**What you have to do:** Pull out every line containing the string "vagy".

------------------------------------------------------------

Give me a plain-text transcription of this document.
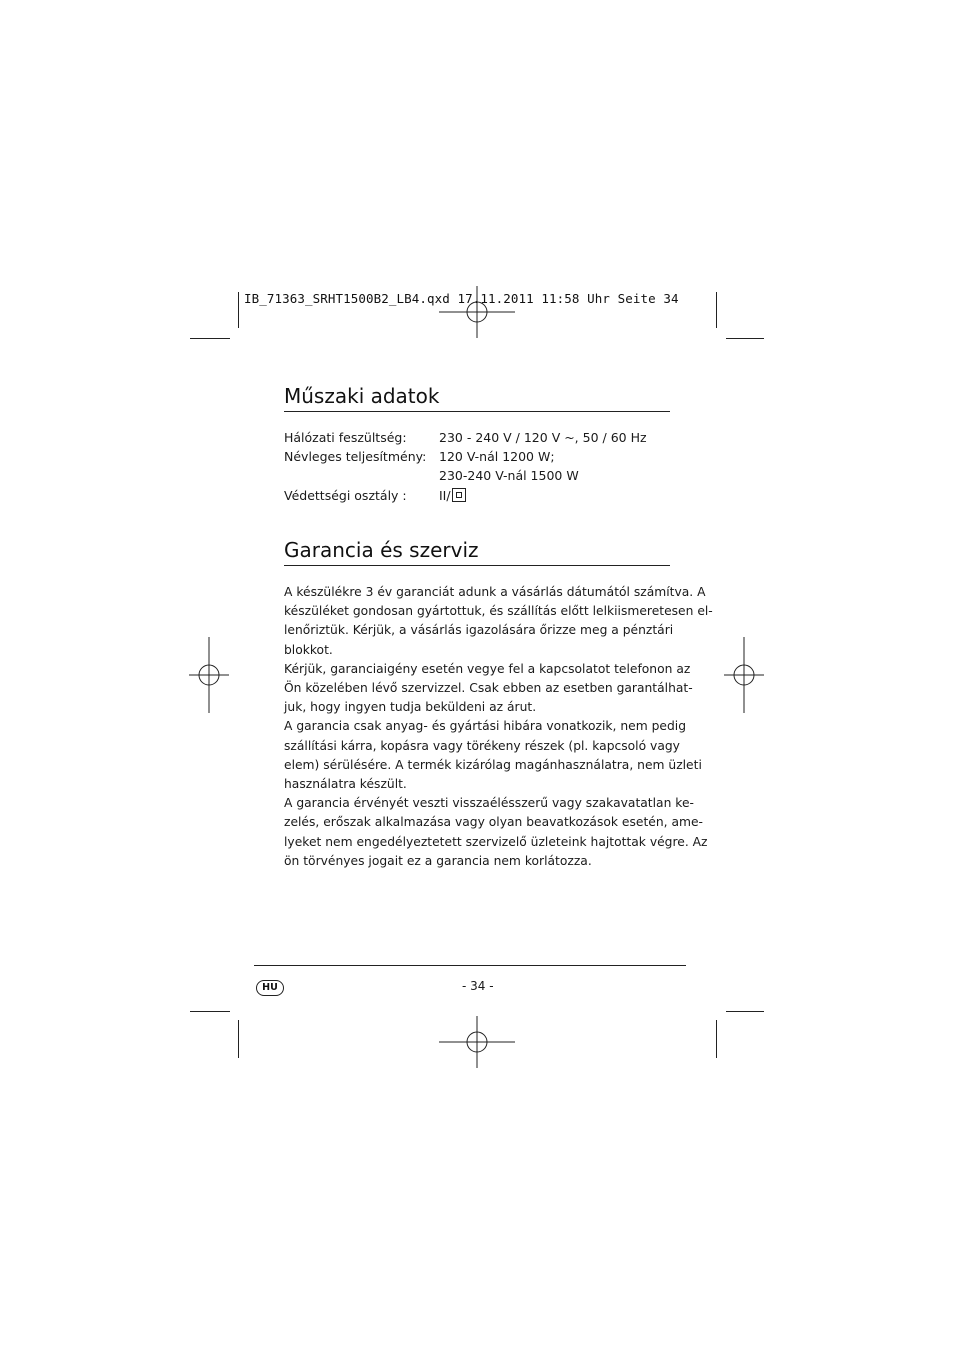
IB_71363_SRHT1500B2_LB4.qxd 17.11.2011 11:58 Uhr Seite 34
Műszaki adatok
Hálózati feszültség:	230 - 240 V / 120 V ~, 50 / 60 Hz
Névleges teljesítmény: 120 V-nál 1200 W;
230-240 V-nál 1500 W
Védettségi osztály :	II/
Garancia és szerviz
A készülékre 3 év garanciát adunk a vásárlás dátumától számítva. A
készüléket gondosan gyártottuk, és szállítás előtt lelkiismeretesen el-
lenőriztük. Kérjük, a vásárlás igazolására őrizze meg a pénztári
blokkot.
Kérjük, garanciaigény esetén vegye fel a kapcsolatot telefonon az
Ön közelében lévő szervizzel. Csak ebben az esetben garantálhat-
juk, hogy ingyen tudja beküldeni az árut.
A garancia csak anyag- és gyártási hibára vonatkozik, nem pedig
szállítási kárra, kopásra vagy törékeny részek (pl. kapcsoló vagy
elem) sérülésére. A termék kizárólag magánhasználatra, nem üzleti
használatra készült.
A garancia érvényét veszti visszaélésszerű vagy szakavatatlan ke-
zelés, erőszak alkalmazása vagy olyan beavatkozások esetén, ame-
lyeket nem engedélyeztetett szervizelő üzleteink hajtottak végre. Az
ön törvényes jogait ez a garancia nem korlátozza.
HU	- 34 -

------------------------------------------------------------

**Task answer:**
szállítási kárra, kopásra vagy törékeny részek (pl. kapcsoló vagy
A garancia érvényét veszti visszaélésszerű vagy szakavatatlan ke-
zelés, erőszak alkalmazása vagy olyan beavatkozások esetén, ame-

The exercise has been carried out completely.